═══ MATERIAL TO PROCESS

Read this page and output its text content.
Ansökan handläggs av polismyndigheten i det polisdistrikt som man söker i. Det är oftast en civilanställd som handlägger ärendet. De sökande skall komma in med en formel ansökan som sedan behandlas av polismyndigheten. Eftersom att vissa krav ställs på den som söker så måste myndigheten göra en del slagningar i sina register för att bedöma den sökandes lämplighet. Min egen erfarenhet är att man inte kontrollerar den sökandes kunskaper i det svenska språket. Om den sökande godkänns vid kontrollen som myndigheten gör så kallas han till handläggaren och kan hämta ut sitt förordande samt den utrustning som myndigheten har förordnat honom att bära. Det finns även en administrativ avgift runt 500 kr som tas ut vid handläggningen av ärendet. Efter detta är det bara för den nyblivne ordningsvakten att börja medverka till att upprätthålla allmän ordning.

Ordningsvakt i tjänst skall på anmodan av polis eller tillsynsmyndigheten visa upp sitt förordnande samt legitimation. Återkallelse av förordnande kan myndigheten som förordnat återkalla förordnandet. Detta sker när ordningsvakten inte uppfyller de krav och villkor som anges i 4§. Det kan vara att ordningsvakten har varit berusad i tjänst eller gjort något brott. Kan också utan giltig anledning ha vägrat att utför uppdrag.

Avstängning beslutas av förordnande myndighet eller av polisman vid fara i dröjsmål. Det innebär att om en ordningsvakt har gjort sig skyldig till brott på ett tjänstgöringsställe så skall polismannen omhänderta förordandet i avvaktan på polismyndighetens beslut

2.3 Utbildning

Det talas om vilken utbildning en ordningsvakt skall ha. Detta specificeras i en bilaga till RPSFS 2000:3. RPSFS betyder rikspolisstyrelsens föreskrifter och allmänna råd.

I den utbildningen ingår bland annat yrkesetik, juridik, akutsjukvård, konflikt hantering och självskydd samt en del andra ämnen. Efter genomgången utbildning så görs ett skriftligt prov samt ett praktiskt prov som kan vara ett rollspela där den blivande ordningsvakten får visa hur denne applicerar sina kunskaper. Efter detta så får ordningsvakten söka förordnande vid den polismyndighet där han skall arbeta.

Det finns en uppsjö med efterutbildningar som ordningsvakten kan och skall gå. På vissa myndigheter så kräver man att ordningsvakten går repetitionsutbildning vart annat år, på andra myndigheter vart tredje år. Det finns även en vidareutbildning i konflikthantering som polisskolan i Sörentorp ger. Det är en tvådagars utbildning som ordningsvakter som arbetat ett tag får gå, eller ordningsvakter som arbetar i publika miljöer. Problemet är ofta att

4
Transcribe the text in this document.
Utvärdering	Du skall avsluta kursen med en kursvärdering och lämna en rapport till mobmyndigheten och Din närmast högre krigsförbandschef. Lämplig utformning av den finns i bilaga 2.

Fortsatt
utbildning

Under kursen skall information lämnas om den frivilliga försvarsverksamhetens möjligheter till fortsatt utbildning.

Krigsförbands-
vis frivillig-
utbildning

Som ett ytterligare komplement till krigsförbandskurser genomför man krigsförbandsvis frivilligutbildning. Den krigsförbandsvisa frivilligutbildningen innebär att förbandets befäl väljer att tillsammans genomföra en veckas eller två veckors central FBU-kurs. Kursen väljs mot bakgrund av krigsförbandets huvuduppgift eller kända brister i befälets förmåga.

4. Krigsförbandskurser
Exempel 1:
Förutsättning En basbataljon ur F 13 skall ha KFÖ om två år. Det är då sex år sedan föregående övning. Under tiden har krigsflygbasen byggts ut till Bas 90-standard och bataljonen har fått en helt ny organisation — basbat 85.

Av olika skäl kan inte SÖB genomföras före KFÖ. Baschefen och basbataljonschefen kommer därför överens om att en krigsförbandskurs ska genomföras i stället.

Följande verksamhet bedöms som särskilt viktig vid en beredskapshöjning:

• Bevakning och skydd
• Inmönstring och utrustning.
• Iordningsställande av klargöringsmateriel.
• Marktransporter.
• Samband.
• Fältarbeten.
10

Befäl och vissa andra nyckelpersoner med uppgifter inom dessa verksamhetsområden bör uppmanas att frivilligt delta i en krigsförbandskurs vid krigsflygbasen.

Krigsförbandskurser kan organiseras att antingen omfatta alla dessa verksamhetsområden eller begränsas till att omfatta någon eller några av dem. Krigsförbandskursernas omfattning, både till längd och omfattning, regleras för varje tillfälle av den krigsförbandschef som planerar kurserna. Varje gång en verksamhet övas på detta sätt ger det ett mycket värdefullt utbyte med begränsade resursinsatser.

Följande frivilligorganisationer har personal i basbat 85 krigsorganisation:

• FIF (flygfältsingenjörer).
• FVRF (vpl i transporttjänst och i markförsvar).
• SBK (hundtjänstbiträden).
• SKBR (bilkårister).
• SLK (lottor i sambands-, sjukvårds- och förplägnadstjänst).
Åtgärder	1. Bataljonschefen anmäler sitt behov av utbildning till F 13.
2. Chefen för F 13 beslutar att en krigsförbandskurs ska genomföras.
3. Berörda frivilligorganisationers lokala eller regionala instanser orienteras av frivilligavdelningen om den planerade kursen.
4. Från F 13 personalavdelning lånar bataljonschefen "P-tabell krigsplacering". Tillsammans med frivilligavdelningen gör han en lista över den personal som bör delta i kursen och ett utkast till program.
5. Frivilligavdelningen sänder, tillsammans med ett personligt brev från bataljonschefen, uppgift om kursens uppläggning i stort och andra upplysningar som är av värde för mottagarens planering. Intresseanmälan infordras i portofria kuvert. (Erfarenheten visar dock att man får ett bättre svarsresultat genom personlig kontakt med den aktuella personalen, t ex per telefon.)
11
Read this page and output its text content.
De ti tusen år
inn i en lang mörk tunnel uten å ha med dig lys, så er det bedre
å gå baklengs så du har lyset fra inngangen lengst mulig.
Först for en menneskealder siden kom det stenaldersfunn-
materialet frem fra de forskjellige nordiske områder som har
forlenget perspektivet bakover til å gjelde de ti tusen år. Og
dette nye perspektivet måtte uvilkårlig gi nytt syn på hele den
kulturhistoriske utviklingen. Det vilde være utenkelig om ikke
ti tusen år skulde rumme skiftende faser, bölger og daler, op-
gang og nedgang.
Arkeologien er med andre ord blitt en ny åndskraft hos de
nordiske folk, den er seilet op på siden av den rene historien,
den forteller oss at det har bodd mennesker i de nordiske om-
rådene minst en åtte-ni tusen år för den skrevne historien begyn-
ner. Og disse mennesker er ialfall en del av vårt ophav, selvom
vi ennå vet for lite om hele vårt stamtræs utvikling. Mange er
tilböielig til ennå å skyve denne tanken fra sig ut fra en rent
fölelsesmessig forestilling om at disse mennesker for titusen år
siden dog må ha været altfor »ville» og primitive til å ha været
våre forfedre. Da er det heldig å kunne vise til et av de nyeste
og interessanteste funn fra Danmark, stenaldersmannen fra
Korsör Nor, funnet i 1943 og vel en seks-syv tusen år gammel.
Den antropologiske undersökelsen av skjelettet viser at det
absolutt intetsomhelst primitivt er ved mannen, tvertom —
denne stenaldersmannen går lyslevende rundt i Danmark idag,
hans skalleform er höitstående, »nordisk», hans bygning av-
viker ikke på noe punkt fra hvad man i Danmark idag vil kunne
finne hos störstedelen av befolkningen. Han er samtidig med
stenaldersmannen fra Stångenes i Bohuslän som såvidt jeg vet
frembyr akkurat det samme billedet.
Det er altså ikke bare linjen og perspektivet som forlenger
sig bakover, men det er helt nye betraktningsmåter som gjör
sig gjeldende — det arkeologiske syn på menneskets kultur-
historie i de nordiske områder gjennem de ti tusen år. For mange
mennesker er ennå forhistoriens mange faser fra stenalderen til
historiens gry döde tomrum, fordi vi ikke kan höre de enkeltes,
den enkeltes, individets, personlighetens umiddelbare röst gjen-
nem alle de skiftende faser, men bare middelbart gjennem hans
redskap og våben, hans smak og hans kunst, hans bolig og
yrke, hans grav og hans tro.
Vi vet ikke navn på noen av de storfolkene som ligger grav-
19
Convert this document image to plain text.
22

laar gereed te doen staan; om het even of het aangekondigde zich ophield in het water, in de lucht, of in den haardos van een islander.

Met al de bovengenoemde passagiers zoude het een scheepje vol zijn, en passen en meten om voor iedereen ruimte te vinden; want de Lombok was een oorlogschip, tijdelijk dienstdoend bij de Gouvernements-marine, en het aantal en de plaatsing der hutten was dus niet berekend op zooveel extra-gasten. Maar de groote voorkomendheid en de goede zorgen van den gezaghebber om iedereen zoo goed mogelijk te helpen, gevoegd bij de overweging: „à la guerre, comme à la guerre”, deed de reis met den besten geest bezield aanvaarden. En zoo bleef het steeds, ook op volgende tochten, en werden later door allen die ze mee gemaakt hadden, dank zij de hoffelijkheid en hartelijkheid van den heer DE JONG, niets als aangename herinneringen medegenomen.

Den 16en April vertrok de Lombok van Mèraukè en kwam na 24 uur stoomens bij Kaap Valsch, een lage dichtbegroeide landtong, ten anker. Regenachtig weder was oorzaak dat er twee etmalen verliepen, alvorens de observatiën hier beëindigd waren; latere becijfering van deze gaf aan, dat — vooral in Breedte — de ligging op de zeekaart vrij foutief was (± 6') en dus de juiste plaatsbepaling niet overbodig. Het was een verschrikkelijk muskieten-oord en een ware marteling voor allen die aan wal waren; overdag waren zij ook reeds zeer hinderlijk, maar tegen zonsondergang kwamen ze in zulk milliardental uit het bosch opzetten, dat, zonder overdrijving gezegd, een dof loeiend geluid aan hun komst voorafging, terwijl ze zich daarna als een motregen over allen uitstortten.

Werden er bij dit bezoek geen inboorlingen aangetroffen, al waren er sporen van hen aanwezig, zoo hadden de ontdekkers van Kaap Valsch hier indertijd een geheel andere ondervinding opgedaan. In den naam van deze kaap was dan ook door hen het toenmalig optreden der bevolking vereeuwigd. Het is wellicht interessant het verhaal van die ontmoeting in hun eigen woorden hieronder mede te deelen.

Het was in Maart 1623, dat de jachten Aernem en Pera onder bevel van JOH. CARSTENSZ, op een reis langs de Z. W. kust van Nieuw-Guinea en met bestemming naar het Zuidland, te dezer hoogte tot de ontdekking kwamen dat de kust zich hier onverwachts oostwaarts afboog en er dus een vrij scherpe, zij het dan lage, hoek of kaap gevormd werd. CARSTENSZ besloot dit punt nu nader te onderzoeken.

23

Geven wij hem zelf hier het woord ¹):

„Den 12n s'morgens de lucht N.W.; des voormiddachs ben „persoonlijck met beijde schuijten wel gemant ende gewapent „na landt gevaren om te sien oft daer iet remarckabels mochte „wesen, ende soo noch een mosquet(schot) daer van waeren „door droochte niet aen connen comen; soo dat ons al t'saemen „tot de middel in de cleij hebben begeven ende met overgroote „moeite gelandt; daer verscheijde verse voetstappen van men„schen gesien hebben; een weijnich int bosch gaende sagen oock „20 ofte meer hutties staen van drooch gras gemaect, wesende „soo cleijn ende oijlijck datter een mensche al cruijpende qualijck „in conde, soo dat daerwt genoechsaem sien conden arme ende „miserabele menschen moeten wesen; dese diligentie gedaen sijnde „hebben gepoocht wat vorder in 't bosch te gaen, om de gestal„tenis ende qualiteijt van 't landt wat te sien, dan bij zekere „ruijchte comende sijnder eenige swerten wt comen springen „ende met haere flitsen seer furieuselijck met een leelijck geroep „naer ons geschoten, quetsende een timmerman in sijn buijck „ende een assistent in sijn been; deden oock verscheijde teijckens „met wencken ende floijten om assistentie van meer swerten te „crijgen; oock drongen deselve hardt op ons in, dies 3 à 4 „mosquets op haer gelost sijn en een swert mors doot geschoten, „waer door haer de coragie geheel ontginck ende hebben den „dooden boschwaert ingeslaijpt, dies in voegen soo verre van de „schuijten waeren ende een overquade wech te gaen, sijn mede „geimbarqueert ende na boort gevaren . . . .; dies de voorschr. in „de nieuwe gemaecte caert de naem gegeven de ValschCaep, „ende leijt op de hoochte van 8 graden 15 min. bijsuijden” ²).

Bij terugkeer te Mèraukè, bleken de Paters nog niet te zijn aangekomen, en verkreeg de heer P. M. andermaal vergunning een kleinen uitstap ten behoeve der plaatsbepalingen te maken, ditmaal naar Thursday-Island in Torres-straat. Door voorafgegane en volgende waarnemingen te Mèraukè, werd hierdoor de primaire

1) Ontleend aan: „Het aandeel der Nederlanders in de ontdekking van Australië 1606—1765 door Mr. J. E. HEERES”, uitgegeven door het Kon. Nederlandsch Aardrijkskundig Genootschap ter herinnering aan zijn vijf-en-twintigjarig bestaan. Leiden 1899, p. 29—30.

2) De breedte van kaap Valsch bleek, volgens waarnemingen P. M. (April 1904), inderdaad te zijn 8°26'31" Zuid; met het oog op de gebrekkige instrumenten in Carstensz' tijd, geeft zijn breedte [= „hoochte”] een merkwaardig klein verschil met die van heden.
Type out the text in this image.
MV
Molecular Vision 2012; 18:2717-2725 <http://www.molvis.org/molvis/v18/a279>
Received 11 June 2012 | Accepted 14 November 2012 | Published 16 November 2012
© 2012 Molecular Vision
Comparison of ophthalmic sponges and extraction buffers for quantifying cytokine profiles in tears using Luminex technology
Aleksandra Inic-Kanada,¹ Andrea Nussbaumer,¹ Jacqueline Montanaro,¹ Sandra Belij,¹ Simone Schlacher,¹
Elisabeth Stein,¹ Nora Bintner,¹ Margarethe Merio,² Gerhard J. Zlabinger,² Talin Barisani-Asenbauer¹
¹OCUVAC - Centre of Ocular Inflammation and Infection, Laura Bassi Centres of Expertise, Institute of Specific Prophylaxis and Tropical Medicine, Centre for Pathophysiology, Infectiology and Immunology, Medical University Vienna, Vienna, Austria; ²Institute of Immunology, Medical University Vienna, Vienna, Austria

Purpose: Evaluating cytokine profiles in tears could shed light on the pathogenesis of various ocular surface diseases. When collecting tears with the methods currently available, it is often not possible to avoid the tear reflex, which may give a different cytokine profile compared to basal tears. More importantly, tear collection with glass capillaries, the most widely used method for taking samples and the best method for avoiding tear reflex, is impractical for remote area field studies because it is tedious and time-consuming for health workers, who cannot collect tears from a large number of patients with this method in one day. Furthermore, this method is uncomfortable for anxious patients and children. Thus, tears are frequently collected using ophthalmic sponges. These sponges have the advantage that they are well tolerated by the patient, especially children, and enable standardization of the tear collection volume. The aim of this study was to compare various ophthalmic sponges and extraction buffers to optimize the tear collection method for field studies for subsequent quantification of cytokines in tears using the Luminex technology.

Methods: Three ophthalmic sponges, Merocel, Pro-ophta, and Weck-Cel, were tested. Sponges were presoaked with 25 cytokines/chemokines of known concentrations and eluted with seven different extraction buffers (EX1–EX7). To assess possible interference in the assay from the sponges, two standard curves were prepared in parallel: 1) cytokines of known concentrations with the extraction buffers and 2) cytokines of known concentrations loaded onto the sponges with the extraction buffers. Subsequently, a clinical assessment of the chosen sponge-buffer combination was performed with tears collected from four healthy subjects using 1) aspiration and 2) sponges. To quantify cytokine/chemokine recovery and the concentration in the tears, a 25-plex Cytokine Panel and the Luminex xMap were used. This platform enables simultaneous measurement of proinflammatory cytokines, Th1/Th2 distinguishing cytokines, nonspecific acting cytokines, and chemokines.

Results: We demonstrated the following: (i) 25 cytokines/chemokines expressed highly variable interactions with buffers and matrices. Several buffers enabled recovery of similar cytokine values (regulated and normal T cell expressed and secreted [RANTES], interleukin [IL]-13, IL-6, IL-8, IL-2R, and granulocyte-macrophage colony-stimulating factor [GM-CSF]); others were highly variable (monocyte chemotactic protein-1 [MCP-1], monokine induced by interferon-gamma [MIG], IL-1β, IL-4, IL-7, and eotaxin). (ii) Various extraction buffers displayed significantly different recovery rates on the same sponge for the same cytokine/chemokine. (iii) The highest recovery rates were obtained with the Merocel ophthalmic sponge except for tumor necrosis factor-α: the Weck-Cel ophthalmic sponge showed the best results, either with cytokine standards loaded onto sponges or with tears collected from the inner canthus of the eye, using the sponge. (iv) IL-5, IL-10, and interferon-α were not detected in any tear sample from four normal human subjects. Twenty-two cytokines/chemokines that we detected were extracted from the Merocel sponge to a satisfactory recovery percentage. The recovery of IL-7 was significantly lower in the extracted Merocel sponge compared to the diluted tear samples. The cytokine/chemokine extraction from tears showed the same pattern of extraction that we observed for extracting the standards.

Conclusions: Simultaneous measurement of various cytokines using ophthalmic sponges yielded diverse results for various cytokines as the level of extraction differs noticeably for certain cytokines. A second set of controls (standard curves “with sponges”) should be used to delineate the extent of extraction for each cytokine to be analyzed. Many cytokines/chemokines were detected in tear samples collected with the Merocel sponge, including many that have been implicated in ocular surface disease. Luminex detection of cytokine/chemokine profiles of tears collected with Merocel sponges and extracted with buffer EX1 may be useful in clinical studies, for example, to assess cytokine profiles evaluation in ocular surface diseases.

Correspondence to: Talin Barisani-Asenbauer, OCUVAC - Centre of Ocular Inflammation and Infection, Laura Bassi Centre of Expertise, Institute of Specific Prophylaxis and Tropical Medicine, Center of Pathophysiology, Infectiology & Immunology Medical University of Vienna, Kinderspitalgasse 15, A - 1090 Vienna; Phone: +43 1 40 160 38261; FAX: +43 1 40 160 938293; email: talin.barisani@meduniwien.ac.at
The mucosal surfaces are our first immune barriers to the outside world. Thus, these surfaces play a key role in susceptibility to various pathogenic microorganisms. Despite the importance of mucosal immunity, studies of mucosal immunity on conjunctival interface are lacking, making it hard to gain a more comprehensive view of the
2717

══════

■ **TASK GOAL**: Lines of the data above that include the string "Följande" must each be copied.

■ **TASK OUTPUT**:
Följande verksamhet bedöms som särskilt viktig vid en beredskapshöjning:
Följande frivilligorganisationer har personal i basbat 85 krigsorganisation:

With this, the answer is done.